### [Dataset content]
(begin)
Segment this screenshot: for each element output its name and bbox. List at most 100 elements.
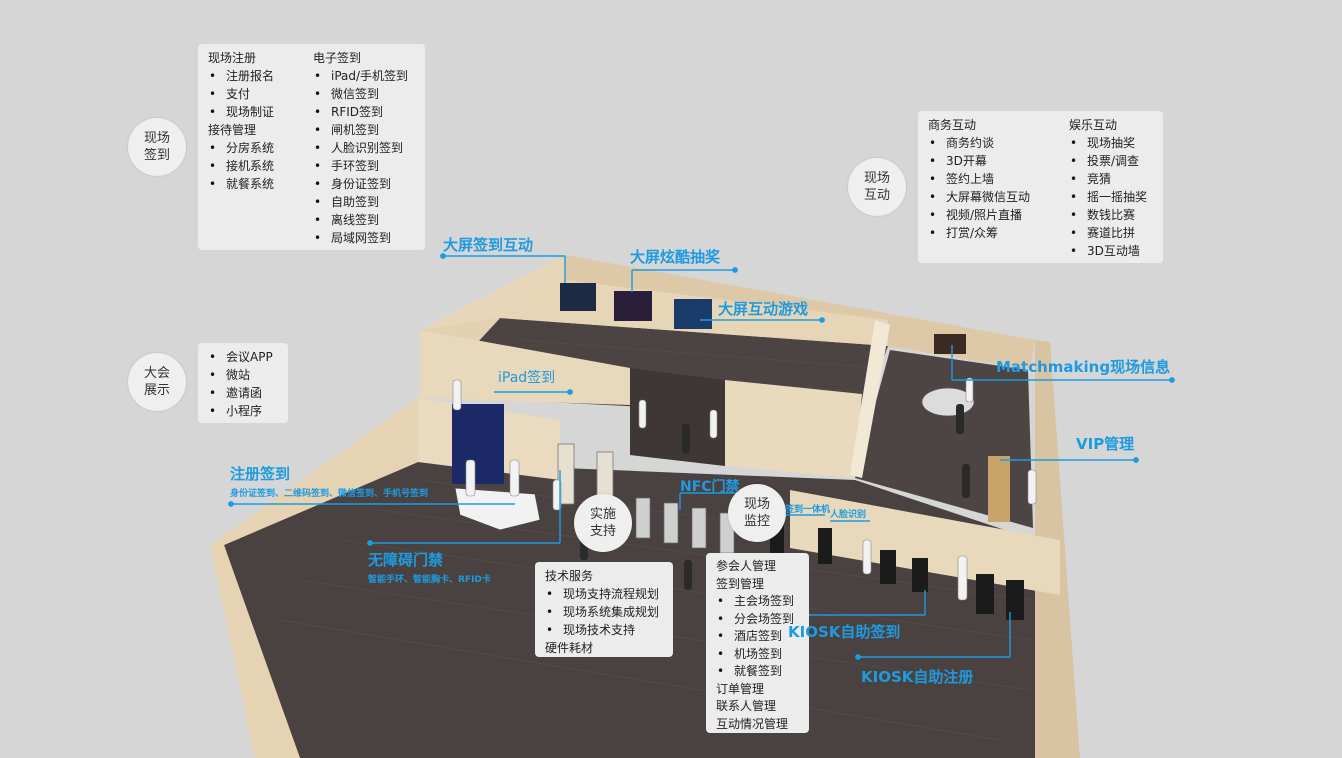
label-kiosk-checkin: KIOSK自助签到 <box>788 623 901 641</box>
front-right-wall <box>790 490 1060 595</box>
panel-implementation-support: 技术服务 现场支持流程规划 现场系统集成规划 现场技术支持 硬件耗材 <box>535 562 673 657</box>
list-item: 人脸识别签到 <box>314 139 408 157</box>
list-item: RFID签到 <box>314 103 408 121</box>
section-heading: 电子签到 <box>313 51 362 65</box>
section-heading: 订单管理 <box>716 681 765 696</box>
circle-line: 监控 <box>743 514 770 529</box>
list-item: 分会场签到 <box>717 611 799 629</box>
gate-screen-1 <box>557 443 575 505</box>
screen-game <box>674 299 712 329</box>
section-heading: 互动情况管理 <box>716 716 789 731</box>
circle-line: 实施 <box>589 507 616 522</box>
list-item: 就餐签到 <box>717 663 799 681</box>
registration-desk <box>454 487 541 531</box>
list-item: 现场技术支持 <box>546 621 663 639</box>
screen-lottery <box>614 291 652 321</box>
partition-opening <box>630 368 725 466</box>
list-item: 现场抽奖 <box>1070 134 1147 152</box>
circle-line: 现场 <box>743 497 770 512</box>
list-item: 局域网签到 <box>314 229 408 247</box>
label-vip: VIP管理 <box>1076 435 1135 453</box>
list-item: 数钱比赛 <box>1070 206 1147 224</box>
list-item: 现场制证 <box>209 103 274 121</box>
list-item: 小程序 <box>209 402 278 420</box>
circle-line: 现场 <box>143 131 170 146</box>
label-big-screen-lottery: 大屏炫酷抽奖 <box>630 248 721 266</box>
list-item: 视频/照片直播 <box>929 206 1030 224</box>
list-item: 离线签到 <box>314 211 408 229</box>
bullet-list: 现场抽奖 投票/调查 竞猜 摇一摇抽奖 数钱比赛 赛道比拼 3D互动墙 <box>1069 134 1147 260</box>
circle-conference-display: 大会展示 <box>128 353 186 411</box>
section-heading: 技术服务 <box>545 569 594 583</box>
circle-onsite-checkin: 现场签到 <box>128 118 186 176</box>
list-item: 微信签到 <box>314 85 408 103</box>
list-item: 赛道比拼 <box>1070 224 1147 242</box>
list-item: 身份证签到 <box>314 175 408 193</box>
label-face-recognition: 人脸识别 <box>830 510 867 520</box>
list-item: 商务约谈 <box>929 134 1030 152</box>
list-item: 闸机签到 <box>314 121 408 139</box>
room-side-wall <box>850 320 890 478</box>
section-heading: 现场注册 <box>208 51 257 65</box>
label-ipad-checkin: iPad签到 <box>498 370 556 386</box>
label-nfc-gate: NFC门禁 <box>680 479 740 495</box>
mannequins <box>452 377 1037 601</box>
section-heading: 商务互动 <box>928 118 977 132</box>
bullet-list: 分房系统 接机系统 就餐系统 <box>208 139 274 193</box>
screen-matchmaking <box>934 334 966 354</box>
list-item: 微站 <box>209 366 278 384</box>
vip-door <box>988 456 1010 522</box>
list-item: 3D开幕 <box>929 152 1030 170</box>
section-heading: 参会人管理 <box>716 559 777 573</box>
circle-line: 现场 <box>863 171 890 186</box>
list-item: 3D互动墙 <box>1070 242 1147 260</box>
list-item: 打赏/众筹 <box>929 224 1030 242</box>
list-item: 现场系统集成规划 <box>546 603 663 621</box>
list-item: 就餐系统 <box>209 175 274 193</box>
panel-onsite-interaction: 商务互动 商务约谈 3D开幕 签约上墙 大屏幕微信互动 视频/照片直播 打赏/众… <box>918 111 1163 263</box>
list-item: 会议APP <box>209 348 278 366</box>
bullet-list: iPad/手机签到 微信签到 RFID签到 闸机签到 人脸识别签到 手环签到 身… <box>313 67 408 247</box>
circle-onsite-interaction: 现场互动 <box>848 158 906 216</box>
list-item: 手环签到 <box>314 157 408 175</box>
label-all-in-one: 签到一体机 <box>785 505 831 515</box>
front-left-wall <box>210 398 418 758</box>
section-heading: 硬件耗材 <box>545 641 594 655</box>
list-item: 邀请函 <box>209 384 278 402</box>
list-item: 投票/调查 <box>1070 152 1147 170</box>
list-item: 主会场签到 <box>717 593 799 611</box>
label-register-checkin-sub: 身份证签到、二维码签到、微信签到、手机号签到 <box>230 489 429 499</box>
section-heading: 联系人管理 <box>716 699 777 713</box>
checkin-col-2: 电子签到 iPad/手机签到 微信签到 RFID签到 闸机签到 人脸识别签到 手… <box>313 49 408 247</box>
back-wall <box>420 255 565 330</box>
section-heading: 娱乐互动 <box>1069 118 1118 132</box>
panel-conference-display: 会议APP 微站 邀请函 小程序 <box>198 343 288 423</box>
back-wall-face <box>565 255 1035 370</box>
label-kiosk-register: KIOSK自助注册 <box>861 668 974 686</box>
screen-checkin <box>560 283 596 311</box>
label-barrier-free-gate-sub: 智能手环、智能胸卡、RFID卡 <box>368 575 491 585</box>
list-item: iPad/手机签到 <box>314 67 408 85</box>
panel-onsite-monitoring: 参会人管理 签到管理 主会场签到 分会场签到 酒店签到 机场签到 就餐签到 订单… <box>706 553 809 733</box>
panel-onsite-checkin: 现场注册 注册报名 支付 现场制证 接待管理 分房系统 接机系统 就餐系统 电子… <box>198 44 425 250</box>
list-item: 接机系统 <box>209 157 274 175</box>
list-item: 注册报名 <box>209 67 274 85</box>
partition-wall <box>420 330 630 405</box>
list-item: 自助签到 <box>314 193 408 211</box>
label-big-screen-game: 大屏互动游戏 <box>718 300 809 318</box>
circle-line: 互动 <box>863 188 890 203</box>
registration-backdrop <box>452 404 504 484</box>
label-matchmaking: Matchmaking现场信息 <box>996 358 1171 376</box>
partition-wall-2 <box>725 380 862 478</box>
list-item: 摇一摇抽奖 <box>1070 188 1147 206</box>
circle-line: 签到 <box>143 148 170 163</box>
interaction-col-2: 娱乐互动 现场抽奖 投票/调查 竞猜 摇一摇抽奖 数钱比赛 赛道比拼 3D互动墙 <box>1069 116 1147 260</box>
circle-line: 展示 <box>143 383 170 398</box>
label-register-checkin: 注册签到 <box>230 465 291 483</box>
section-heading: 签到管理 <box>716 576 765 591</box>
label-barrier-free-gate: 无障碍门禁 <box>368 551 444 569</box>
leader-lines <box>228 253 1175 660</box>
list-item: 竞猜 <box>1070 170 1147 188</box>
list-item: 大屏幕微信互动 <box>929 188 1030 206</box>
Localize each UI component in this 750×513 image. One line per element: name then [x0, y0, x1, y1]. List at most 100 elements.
(end)
(begin)
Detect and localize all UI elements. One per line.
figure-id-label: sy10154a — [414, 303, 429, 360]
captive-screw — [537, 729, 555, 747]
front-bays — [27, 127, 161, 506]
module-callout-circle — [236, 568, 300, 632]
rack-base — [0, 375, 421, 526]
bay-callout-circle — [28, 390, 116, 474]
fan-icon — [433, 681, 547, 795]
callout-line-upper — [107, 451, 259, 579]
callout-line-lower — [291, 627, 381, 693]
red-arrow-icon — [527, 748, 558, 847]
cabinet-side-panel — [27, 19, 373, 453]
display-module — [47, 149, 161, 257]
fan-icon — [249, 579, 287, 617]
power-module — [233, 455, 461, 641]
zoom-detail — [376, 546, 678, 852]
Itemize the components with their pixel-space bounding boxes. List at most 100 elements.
(end)
### [Stated problem]
Reproduce the entries in the stretch from the line containing "Segment this screenshot: for" through the line containing "list-item: 现场制证 <box>209 103 274 121</box>", with every occurrence of "section-heading" renamed to "section-title" and nothing else altered. Leave the picture out of the result.

### [Exercise answer]
Segment this screenshot: for each element output its name and bbox. List at most 100 elements.
label-kiosk-checkin: KIOSK自助签到 <box>788 623 901 641</box>
front-right-wall <box>790 490 1060 595</box>
panel-implementation-support: 技术服务 现场支持流程规划 现场系统集成规划 现场技术支持 硬件耗材 <box>535 562 673 657</box>
list-item: 人脸识别签到 <box>314 139 408 157</box>
list-item: RFID签到 <box>314 103 408 121</box>
section-title: 电子签到 <box>313 51 362 65</box>
section-title: 订单管理 <box>716 681 765 696</box>
circle-line: 监控 <box>743 514 770 529</box>
list-item: 分会场签到 <box>717 611 799 629</box>
gate-screen-1 <box>557 443 575 505</box>
screen-game <box>674 299 712 329</box>
section-title: 互动情况管理 <box>716 716 789 731</box>
circle-line: 实施 <box>589 507 616 522</box>
list-item: 就餐签到 <box>717 663 799 681</box>
registration-desk <box>454 487 541 531</box>
list-item: 现场技术支持 <box>546 621 663 639</box>
screen-lottery <box>614 291 652 321</box>
partition-opening <box>630 368 725 466</box>
list-item: 现场抽奖 <box>1070 134 1147 152</box>
circle-line: 现场 <box>743 497 770 512</box>
list-item: 局域网签到 <box>314 229 408 247</box>
label-vip: VIP管理 <box>1076 435 1135 453</box>
list-item: 数钱比赛 <box>1070 206 1147 224</box>
list-item: 现场制证 <box>209 103 274 121</box>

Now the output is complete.